## Dataset entries

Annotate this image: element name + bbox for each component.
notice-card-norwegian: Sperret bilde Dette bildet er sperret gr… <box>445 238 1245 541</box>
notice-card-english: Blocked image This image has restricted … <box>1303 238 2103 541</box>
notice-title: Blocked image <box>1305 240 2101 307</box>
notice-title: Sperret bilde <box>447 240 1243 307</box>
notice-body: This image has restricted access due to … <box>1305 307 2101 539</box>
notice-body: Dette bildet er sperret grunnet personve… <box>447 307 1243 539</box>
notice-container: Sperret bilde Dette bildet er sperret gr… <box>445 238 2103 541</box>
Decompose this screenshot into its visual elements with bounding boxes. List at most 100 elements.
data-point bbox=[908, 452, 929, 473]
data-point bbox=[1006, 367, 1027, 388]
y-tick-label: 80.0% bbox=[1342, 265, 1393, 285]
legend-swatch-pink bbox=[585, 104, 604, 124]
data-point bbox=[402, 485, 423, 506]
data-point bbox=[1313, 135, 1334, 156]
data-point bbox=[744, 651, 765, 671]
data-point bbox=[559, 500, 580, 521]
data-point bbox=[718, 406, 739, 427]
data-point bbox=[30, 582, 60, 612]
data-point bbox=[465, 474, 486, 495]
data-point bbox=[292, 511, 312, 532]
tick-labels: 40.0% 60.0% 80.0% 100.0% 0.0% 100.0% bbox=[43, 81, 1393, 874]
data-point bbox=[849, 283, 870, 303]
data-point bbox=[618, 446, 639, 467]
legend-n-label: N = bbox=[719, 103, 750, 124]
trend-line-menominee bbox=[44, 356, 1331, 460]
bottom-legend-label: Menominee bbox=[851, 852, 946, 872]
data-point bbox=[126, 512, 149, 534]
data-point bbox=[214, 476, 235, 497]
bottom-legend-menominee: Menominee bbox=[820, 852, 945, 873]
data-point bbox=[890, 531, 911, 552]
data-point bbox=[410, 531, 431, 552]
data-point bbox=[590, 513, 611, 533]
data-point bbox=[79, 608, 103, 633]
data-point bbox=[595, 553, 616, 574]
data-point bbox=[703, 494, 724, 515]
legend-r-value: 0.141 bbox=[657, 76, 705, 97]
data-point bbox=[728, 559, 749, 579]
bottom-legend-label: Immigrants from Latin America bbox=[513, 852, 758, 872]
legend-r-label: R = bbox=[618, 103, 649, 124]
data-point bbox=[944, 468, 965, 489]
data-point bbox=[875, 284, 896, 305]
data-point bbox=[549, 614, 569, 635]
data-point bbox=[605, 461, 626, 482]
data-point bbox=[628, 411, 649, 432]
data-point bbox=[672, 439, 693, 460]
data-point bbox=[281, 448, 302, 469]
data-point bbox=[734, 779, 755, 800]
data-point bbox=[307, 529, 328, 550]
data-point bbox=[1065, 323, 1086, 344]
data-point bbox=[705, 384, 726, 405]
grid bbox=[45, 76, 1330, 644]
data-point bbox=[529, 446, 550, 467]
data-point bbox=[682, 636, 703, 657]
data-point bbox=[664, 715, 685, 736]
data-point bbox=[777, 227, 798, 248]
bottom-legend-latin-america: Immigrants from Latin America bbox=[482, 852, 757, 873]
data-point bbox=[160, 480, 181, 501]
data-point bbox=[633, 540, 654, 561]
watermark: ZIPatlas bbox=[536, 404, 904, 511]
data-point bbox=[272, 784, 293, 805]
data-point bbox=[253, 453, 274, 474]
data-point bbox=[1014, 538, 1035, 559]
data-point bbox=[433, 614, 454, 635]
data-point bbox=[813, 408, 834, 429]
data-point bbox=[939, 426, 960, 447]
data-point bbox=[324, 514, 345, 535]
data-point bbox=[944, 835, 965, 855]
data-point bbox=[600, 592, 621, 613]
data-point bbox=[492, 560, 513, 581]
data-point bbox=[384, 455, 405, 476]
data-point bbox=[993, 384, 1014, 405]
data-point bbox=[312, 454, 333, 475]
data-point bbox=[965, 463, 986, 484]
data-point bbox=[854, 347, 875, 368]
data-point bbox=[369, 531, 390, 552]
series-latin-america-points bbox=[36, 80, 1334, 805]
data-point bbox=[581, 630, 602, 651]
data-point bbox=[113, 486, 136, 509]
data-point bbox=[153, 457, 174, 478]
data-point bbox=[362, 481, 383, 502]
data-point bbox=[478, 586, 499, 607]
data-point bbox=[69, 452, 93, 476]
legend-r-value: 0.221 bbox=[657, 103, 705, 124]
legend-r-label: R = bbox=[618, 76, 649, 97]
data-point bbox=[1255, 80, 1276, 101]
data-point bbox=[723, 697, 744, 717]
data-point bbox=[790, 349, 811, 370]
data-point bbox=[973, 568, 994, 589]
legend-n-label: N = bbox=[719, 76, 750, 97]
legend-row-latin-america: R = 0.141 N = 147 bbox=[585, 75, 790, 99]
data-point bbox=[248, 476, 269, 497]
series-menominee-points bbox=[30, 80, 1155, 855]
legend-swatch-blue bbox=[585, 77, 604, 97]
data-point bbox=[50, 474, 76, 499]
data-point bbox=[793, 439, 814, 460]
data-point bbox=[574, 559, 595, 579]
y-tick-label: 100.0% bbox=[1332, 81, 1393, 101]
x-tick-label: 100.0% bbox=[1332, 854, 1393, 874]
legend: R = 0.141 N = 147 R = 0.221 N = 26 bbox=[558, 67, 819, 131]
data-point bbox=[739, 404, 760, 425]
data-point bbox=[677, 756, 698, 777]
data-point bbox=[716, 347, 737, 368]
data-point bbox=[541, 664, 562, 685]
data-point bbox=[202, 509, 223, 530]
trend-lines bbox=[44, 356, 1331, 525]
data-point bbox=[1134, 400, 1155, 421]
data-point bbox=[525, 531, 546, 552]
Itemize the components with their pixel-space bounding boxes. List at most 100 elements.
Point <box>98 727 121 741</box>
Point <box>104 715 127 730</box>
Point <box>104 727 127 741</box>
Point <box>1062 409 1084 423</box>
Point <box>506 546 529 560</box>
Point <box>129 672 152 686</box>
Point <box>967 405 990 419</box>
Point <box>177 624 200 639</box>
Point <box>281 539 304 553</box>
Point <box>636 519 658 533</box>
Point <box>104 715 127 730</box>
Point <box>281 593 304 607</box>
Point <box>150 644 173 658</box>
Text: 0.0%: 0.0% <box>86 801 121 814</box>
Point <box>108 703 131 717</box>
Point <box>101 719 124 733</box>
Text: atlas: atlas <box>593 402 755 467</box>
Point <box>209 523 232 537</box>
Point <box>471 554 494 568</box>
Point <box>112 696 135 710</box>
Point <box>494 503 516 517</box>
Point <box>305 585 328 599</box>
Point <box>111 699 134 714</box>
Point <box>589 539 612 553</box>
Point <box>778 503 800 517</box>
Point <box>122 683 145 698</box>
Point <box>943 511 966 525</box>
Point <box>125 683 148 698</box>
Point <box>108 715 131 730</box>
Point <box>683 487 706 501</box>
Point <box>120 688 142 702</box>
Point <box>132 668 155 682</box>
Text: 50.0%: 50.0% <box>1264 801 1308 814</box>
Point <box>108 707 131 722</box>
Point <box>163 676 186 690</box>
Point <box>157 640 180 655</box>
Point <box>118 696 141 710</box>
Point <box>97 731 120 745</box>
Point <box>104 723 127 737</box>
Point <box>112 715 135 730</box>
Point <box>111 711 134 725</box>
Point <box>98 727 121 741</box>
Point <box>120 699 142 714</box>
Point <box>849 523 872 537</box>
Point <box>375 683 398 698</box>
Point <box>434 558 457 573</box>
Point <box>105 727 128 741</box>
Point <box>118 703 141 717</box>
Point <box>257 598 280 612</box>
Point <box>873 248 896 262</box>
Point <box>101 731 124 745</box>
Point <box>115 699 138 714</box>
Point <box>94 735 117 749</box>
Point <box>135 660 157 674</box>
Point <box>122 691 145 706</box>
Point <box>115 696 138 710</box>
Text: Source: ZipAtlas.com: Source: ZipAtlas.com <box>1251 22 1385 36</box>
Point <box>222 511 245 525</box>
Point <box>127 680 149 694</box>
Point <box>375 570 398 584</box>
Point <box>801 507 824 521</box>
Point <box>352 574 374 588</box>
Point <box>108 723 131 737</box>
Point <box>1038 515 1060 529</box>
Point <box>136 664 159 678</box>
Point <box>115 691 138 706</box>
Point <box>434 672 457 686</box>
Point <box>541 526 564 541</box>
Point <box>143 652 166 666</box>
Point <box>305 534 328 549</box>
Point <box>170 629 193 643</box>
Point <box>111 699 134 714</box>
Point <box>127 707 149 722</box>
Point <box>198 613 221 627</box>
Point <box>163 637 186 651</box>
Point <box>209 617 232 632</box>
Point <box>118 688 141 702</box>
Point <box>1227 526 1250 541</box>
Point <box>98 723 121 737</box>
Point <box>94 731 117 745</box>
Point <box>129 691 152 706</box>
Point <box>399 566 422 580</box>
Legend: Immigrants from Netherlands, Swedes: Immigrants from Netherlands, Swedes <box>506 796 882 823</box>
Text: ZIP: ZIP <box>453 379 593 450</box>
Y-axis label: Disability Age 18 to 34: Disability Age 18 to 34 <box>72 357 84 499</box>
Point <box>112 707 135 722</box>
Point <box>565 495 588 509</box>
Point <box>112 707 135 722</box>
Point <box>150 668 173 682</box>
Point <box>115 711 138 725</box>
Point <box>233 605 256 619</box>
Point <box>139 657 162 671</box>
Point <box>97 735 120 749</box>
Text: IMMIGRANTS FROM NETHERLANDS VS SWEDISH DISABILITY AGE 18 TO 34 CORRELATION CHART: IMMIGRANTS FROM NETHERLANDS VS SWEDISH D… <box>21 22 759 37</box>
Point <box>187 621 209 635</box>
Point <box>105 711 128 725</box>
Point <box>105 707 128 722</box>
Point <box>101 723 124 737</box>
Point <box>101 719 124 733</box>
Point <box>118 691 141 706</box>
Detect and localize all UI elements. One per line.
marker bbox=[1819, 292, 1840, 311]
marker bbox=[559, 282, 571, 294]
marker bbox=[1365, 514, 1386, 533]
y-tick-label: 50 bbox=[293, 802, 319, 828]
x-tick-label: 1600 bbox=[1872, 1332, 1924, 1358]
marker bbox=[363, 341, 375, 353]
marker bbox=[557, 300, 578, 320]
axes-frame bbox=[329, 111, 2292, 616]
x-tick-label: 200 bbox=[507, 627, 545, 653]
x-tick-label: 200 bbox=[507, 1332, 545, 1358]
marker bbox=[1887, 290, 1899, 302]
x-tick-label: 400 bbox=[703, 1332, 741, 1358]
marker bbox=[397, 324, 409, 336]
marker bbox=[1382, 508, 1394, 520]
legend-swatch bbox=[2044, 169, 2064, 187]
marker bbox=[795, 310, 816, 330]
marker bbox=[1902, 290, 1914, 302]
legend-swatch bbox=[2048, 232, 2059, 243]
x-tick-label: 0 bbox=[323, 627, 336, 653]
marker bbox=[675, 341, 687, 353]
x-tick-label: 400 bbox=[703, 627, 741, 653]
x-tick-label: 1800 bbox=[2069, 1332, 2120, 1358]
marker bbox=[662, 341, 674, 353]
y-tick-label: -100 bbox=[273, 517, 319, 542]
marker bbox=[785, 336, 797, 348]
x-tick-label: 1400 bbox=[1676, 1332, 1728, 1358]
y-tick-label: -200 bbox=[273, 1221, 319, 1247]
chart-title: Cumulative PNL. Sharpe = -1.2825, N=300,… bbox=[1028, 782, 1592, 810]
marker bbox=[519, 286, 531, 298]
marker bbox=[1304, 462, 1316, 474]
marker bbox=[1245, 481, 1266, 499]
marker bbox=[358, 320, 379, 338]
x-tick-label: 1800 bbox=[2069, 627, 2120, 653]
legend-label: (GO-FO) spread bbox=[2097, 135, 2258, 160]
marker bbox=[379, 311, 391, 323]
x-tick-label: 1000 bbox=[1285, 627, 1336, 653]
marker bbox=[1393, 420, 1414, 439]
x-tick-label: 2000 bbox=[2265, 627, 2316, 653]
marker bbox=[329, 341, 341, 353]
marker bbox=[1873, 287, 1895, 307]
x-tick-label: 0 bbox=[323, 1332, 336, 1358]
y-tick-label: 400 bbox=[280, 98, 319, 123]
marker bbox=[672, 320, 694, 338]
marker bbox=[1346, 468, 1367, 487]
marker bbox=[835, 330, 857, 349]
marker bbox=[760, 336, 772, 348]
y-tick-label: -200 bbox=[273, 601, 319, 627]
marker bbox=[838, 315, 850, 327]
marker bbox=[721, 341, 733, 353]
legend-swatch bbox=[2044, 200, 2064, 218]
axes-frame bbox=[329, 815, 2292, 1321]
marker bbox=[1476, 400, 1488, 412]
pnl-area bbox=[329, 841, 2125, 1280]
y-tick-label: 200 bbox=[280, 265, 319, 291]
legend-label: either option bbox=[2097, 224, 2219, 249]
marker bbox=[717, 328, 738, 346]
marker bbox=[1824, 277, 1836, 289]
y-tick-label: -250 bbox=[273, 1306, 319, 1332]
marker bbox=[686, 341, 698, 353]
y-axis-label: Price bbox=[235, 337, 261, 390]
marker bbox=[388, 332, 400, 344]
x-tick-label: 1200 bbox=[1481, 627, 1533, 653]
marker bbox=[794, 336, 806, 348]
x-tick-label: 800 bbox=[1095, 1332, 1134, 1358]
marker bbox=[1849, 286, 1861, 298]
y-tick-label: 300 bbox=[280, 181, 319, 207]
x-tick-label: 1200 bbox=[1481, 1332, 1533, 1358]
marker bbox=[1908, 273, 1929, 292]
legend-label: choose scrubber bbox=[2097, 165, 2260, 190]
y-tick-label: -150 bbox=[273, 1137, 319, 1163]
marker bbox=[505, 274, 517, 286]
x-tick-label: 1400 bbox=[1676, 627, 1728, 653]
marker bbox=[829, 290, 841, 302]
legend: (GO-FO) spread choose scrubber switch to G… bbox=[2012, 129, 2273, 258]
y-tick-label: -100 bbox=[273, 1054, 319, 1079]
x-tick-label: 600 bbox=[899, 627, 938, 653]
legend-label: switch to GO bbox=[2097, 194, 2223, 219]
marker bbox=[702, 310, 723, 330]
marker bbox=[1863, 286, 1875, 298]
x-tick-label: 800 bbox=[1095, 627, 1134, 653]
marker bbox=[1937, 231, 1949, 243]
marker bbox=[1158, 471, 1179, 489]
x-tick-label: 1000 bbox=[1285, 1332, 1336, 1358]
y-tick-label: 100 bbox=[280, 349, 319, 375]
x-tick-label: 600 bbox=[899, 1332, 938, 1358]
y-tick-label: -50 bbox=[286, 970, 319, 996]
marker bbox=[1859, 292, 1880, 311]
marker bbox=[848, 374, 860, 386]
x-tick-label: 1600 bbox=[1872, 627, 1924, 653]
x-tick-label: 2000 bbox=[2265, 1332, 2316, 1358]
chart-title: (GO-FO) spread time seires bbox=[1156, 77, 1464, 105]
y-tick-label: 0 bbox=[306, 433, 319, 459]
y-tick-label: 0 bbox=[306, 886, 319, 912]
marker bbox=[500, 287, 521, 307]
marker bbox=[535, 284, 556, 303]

## Your instructions
Please retype the lines of the records above, from the very first line up to and including the line containing "notice-card-english: Blocked image", with no changes.

## Complete output
Annotate this image: element name + bbox for each component.
notice-card-norwegian: Sperret bilde Dette bildet er sperret gr… <box>445 238 1245 541</box>
notice-card-english: Blocked image This image has restricted … <box>1303 238 2103 541</box>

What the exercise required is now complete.